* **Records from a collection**
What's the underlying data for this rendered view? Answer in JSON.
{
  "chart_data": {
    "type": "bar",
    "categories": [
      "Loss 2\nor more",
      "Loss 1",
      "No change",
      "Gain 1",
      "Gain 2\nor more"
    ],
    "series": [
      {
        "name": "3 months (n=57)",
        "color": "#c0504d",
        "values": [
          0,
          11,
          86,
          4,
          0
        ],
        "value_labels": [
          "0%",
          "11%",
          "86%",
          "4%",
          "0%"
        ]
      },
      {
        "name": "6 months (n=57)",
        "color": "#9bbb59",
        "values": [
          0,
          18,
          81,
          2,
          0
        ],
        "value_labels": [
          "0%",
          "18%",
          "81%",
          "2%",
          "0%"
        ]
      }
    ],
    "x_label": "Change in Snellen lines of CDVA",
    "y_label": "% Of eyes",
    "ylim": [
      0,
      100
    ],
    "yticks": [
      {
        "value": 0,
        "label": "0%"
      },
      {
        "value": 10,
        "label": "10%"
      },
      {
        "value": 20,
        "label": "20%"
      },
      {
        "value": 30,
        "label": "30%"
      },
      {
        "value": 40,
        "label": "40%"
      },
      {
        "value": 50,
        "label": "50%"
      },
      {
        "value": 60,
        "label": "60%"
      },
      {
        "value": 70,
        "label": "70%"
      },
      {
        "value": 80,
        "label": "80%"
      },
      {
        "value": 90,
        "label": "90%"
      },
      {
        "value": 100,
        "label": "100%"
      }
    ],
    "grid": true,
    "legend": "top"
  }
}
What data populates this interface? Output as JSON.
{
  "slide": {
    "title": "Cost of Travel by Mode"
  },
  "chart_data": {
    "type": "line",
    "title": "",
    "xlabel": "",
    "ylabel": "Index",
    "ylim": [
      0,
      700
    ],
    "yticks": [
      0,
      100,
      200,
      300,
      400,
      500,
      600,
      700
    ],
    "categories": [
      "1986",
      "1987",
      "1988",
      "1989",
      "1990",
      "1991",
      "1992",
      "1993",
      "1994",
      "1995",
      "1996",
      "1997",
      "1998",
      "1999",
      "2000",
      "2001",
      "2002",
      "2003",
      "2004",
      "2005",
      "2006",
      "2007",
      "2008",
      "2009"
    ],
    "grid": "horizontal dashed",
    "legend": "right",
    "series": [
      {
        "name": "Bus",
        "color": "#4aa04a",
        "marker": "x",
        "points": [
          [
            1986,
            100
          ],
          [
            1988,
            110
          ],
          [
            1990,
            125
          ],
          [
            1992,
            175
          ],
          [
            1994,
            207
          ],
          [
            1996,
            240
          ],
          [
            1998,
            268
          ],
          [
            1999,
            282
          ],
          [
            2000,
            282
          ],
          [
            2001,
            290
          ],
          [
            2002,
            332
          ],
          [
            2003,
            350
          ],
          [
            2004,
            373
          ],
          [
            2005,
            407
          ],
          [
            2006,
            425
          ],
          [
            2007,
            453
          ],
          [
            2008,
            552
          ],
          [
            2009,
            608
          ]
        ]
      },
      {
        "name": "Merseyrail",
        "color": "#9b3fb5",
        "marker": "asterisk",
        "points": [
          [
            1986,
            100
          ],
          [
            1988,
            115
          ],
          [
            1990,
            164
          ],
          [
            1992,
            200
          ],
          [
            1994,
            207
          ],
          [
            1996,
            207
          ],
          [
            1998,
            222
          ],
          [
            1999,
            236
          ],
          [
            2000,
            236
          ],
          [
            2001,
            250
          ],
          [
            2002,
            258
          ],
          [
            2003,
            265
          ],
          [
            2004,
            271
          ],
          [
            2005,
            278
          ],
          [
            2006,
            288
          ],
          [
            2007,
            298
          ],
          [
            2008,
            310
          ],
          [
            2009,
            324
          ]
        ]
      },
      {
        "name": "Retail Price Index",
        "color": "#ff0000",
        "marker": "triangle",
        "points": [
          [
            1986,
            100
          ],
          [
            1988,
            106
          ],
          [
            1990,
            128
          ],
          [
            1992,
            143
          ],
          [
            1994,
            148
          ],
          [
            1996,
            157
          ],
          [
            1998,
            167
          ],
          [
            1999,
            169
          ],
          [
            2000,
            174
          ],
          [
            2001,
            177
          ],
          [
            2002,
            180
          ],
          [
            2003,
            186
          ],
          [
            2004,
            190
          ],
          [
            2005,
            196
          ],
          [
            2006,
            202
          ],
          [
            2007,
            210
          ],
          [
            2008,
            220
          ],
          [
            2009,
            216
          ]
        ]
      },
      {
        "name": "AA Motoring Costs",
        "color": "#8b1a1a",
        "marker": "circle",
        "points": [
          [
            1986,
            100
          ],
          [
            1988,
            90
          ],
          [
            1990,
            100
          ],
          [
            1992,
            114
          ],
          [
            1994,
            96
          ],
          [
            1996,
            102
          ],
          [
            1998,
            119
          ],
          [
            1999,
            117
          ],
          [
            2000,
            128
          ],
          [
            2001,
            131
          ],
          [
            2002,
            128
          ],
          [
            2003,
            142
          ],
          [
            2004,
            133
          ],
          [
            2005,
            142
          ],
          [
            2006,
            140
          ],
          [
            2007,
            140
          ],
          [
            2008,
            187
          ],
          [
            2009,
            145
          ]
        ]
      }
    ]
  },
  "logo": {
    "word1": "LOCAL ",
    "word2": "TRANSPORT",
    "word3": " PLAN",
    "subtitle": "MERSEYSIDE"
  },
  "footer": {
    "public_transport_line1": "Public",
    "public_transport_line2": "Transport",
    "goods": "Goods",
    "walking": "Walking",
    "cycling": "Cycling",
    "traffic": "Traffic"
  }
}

* **The task**
Copy out all of the data exactly, leaving nothing out.

* **Written reply**
What's the underlying data for this rendered view? Answer in JSON.
{
  "chart_data": {
    "type": "bar",
    "categories": [
      "Loss 2\nor more",
      "Loss 1",
      "No change",
      "Gain 1",
      "Gain 2\nor more"
    ],
    "series": [
      {
        "name": "3 months (n=57)",
        "color": "#c0504d",
        "values": [
          0,
          11,
          86,
          4,
          0
        ],
        "value_labels": [
          "0%",
          "11%",
          "86%",
          "4%",
          "0%"
        ]
      },
      {
        "name": "6 months (n=57)",
        "color": "#9bbb59",
        "values": [
          0,
          18,
          81,
          2,
          0
        ],
        "value_labels": [
          "0%",
          "18%",
          "81%",
          "2%",
          "0%"
        ]
      }
    ],
    "x_label": "Change in Snellen lines of CDVA",
    "y_label": "% Of eyes",
    "ylim": [
      0,
      100
    ],
    "yticks": [
      {
        "value": 0,
        "label": "0%"
      },
      {
        "value": 10,
        "label": "10%"
      },
      {
        "value": 20,
        "label": "20%"
      },
      {
        "value": 30,
        "label": "30%"
      },
      {
        "value": 40,
        "label": "40%"
      },
      {
        "value": 50,
        "label": "50%"
      },
      {
        "value": 60,
        "label": "60%"
      },
      {
        "value": 70,
        "label": "70%"
      },
      {
        "value": 80,
        "label": "80%"
      },
      {
        "value": 90,
        "label": "90%"
      },
      {
        "value": 100,
        "label": "100%"
      }
    ],
    "grid": true,
    "legend": "top"
  }
}
What data populates this interface? Output as JSON.
{
  "slide": {
    "title": "Cost of Travel by Mode"
  },
  "chart_data": {
    "type": "line",
    "title": "",
    "xlabel": "",
    "ylabel": "Index",
    "ylim": [
      0,
      700
    ],
    "yticks": [
      0,
      100,
      200,
      300,
      400,
      500,
      600,
      700
    ],
    "categories": [
      "1986",
      "1987",
      "1988",
      "1989",
      "1990",
      "1991",
      "1992",
      "1993",
      "1994",
      "1995",
      "1996",
      "1997",
      "1998",
      "1999",
      "2000",
      "2001",
      "2002",
      "2003",
      "2004",
      "2005",
      "2006",
      "2007",
      "2008",
      "2009"
    ],
    "grid": "horizontal dashed",
    "legend": "right",
    "series": [
      {
        "name": "Bus",
        "color": "#4aa04a",
        "marker": "x",
        "points": [
          [
            1986,
            100
          ],
          [
            1988,
            110
          ],
          [
            1990,
            125
          ],
          [
            1992,
            175
          ],
          [
            1994,
            207
          ],
          [
            1996,
            240
          ],
          [
            1998,
            268
          ],
          [
            1999,
            282
          ],
          [
            2000,
            282
          ],
          [
            2001,
            290
          ],
          [
            2002,
            332
          ],
          [
            2003,
            350
          ],
          [
            2004,
            373
          ],
          [
            2005,
            407
          ],
          [
            2006,
            425
          ],
          [
            2007,
            453
          ],
          [
            2008,
            552
          ],
          [
            2009,
            608
          ]
        ]
      },
      {
        "name": "Merseyrail",
        "color": "#9b3fb5",
        "marker": "asterisk",
        "points": [
          [
            1986,
            100
          ],
          [
            1988,
            115
          ],
          [
            1990,
            164
          ],
          [
            1992,
            200
          ],
          [
            1994,
            207
          ],
          [
            1996,
            207
          ],
          [
            1998,
            222
          ],
          [
            1999,
            236
          ],
          [
            2000,
            236
          ],
          [
            2001,
            250
          ],
          [
            2002,
            258
          ],
          [
            2003,
            265
          ],
          [
            2004,
            271
          ],
          [
            2005,
            278
          ],
          [
            2006,
            288
          ],
          [
            2007,
            298
          ],
          [
            2008,
            310
          ],
          [
            2009,
            324
          ]
        ]
      },
      {
        "name": "Retail Price Index",
        "color": "#ff0000",
        "marker": "triangle",
        "points": [
          [
            1986,
            100
          ],
          [
            1988,
            106
          ],
          [
            1990,
            128
          ],
          [
            1992,
            143
          ],
          [
            1994,
            148
          ],
          [
            1996,
            157
          ],
          [
            1998,
            167
          ],
          [
            1999,
            169
          ],
          [
            2000,
            174
          ],
          [
            2001,
            177
          ],
          [
            2002,
            180
          ],
          [
            2003,
            186
          ],
          [
            2004,
            190
          ],
          [
            2005,
            196
          ],
          [
            2006,
            202
          ],
          [
            2007,
            210
          ],
          [
            2008,
            220
          ],
          [
            2009,
            216
          ]
        ]
      },
      {
        "name": "AA Motoring Costs",
        "color": "#8b1a1a",
        "marker": "circle",
        "points": [
          [
            1986,
            100
          ],
          [
            1988,
            90
          ],
          [
            1990,
            100
          ],
          [
            1992,
            114
          ],
          [
            1994,
            96
          ],
          [
            1996,
            102
          ],
          [
            1998,
            119
          ],
          [
            1999,
            117
          ],
          [
            2000,
            128
          ],
          [
            2001,
            131
          ],
          [
            2002,
            128
          ],
          [
            2003,
            142
          ],
          [
            2004,
            133
          ],
          [
            2005,
            142
          ],
          [
            2006,
            140
          ],
          [
            2007,
            140
          ],
          [
            2008,
            187
          ],
          [
            2009,
            145
          ]
        ]
      }
    ]
  },
  "logo": {
    "word1": "LOCAL ",
    "word2": "TRANSPORT",
    "word3": " PLAN",
    "subtitle": "MERSEYSIDE"
  },
  "footer": {
    "public_transport_line1": "Public",
    "public_transport_line2": "Transport",
    "goods": "Goods",
    "walking": "Walking",
    "cycling": "Cycling",
    "traffic": "Traffic"
  }
}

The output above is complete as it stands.